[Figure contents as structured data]

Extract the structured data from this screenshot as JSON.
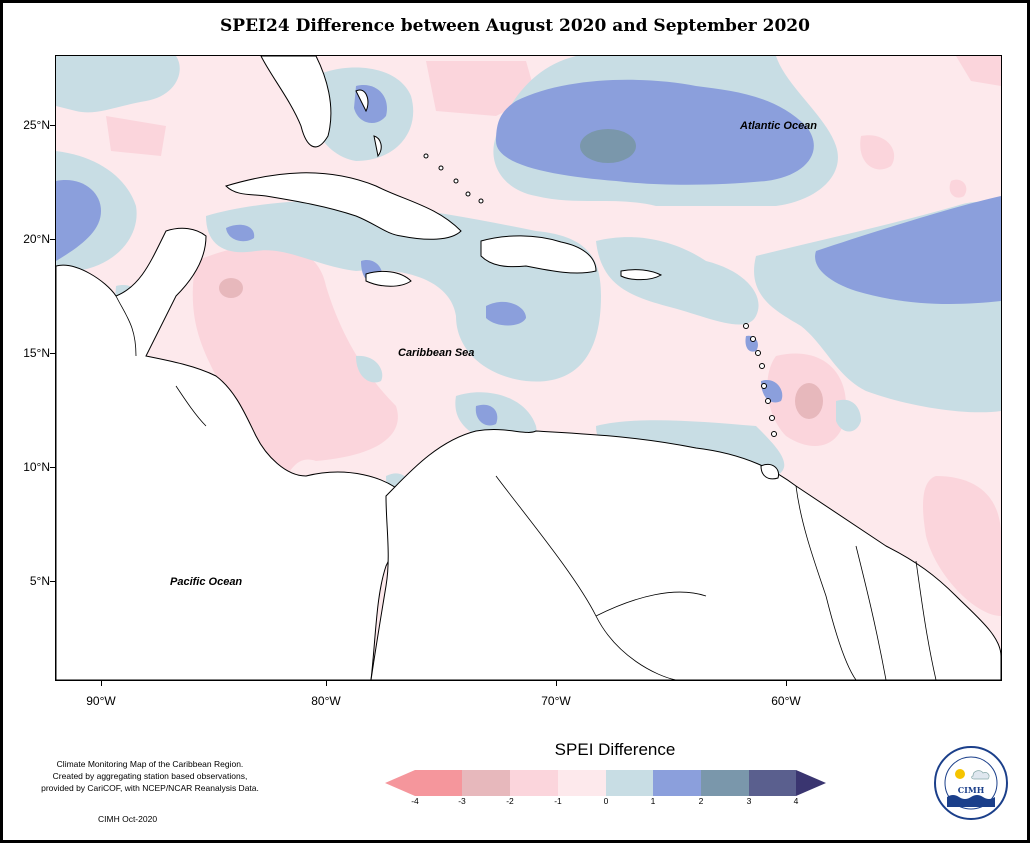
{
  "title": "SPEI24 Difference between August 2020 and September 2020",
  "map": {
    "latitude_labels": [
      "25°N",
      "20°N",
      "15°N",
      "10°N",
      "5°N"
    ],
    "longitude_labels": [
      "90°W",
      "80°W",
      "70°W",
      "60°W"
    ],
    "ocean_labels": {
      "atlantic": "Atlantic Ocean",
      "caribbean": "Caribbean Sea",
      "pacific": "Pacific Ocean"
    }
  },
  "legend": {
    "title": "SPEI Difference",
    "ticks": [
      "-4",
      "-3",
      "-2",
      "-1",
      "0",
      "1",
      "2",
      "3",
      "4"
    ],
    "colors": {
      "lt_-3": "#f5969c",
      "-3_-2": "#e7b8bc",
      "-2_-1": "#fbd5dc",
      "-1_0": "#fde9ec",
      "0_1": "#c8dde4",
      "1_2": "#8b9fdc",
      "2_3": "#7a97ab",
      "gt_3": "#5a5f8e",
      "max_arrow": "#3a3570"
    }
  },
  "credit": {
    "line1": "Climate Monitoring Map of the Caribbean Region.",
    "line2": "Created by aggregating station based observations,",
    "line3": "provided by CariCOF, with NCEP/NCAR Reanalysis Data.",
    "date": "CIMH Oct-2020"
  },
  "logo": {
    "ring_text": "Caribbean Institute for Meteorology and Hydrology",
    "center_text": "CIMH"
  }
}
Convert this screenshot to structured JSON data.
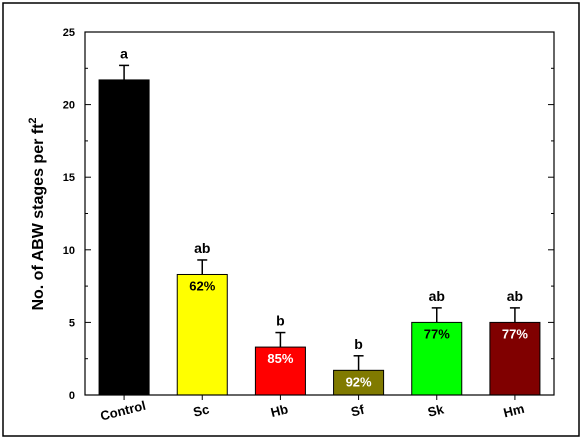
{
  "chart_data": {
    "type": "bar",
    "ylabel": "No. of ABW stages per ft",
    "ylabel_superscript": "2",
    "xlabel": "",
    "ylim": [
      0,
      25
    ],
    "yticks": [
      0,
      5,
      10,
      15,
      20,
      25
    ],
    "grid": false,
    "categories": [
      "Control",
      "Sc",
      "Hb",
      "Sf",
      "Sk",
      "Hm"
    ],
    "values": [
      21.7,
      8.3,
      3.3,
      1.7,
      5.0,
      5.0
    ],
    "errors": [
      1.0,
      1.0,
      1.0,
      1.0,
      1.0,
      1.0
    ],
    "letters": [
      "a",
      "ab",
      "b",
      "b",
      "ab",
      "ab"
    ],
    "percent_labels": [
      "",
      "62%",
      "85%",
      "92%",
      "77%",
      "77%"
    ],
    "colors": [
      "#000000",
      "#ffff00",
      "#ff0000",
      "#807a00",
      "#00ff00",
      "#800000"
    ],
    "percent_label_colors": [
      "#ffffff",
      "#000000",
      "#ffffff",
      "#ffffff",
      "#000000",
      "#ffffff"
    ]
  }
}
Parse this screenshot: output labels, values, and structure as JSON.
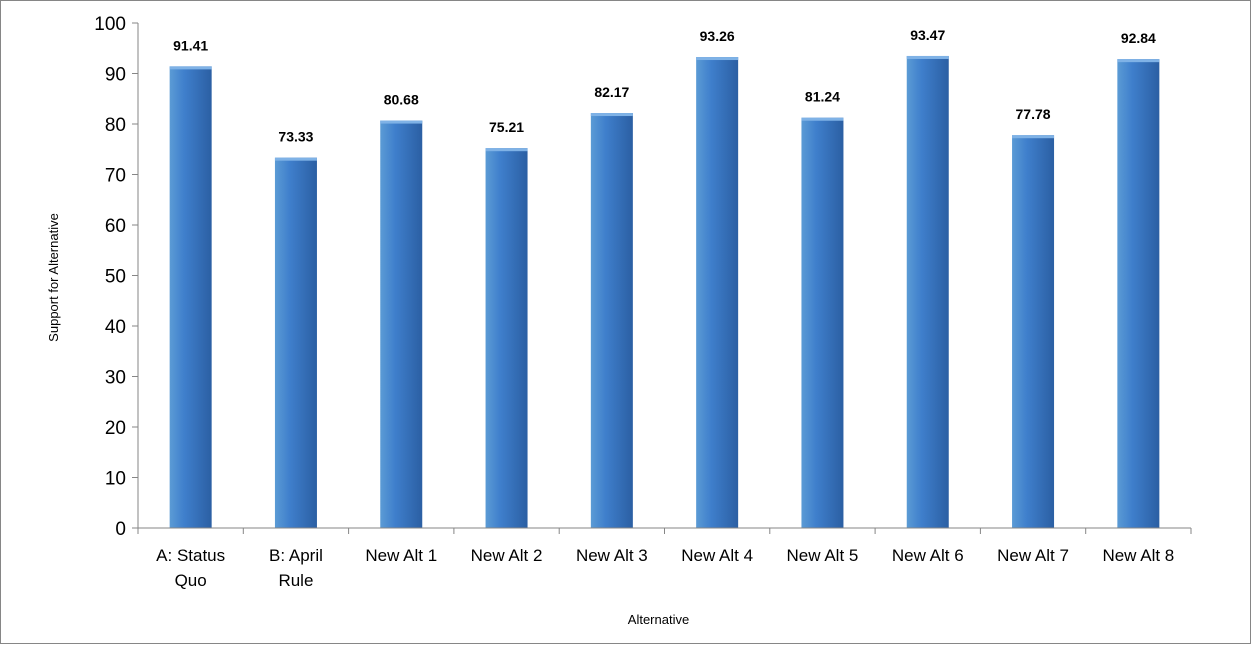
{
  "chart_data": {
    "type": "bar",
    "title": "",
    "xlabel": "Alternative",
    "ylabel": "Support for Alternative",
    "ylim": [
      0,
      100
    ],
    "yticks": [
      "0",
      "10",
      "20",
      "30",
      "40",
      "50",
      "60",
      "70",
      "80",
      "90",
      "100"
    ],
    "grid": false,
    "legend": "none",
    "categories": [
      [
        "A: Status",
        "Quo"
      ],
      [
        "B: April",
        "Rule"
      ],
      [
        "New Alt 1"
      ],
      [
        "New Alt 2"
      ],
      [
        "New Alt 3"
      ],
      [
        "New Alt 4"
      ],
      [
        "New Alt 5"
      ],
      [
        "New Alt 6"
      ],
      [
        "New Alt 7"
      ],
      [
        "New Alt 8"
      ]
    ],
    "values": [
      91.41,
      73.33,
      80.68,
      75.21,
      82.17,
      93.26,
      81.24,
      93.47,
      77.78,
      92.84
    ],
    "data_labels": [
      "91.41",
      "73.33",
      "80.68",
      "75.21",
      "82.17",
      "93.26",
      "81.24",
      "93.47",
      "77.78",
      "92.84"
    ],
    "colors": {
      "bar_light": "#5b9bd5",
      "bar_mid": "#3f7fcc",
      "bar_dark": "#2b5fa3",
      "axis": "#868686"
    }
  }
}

§ **STATED TASK**
Return the records exactly. Don't carry the pictures over.

§ **WRITTEN ANSWER**
Extract the structured data from this screenshot as JSON.
{
  "title": "SPEI24 Difference between August 2020 and September 2020",
  "map": {
    "latitude_labels": [
      "25°N",
      "20°N",
      "15°N",
      "10°N",
      "5°N"
    ],
    "longitude_labels": [
      "90°W",
      "80°W",
      "70°W",
      "60°W"
    ],
    "ocean_labels": {
      "atlantic": "Atlantic Ocean",
      "caribbean": "Caribbean Sea",
      "pacific": "Pacific Ocean"
    }
  },
  "legend": {
    "title": "SPEI Difference",
    "ticks": [
      "-4",
      "-3",
      "-2",
      "-1",
      "0",
      "1",
      "2",
      "3",
      "4"
    ],
    "colors": {
      "lt_-3": "#f5969c",
      "-3_-2": "#e7b8bc",
      "-2_-1": "#fbd5dc",
      "-1_0": "#fde9ec",
      "0_1": "#c8dde4",
      "1_2": "#8b9fdc",
      "2_3": "#7a97ab",
      "gt_3": "#5a5f8e",
      "max_arrow": "#3a3570"
    }
  },
  "credit": {
    "line1": "Climate Monitoring Map of the Caribbean Region.",
    "line2": "Created by aggregating station based observations,",
    "line3": "provided by CariCOF, with NCEP/NCAR Reanalysis Data.",
    "date": "CIMH Oct-2020"
  },
  "logo": {
    "ring_text": "Caribbean Institute for Meteorology and Hydrology",
    "center_text": "CIMH"
  }
}
Convert this screenshot to structured JSON data.
{
  "chart_data": {
    "type": "bar",
    "ylabel": "No. of ABW stages per ft",
    "ylabel_superscript": "2",
    "xlabel": "",
    "ylim": [
      0,
      25
    ],
    "yticks": [
      0,
      5,
      10,
      15,
      20,
      25
    ],
    "grid": false,
    "categories": [
      "Control",
      "Sc",
      "Hb",
      "Sf",
      "Sk",
      "Hm"
    ],
    "values": [
      21.7,
      8.3,
      3.3,
      1.7,
      5.0,
      5.0
    ],
    "errors": [
      1.0,
      1.0,
      1.0,
      1.0,
      1.0,
      1.0
    ],
    "letters": [
      "a",
      "ab",
      "b",
      "b",
      "ab",
      "ab"
    ],
    "percent_labels": [
      "",
      "62%",
      "85%",
      "92%",
      "77%",
      "77%"
    ],
    "colors": [
      "#000000",
      "#ffff00",
      "#ff0000",
      "#807a00",
      "#00ff00",
      "#800000"
    ],
    "percent_label_colors": [
      "#ffffff",
      "#000000",
      "#ffffff",
      "#ffffff",
      "#000000",
      "#ffffff"
    ]
  }
}
Parse this screenshot: output labels, values, and structure as JSON.
{
  "chart_data": {
    "type": "bar",
    "title": "",
    "xlabel": "Alternative",
    "ylabel": "Support for Alternative",
    "ylim": [
      0,
      100
    ],
    "yticks": [
      "0",
      "10",
      "20",
      "30",
      "40",
      "50",
      "60",
      "70",
      "80",
      "90",
      "100"
    ],
    "grid": false,
    "legend": "none",
    "categories": [
      [
        "A: Status",
        "Quo"
      ],
      [
        "B: April",
        "Rule"
      ],
      [
        "New Alt 1"
      ],
      [
        "New Alt 2"
      ],
      [
        "New Alt 3"
      ],
      [
        "New Alt 4"
      ],
      [
        "New Alt 5"
      ],
      [
        "New Alt 6"
      ],
      [
        "New Alt 7"
      ],
      [
        "New Alt 8"
      ]
    ],
    "values": [
      91.41,
      73.33,
      80.68,
      75.21,
      82.17,
      93.26,
      81.24,
      93.47,
      77.78,
      92.84
    ],
    "data_labels": [
      "91.41",
      "73.33",
      "80.68",
      "75.21",
      "82.17",
      "93.26",
      "81.24",
      "93.47",
      "77.78",
      "92.84"
    ],
    "colors": {
      "bar_light": "#5b9bd5",
      "bar_mid": "#3f7fcc",
      "bar_dark": "#2b5fa3",
      "axis": "#868686"
    }
  }
}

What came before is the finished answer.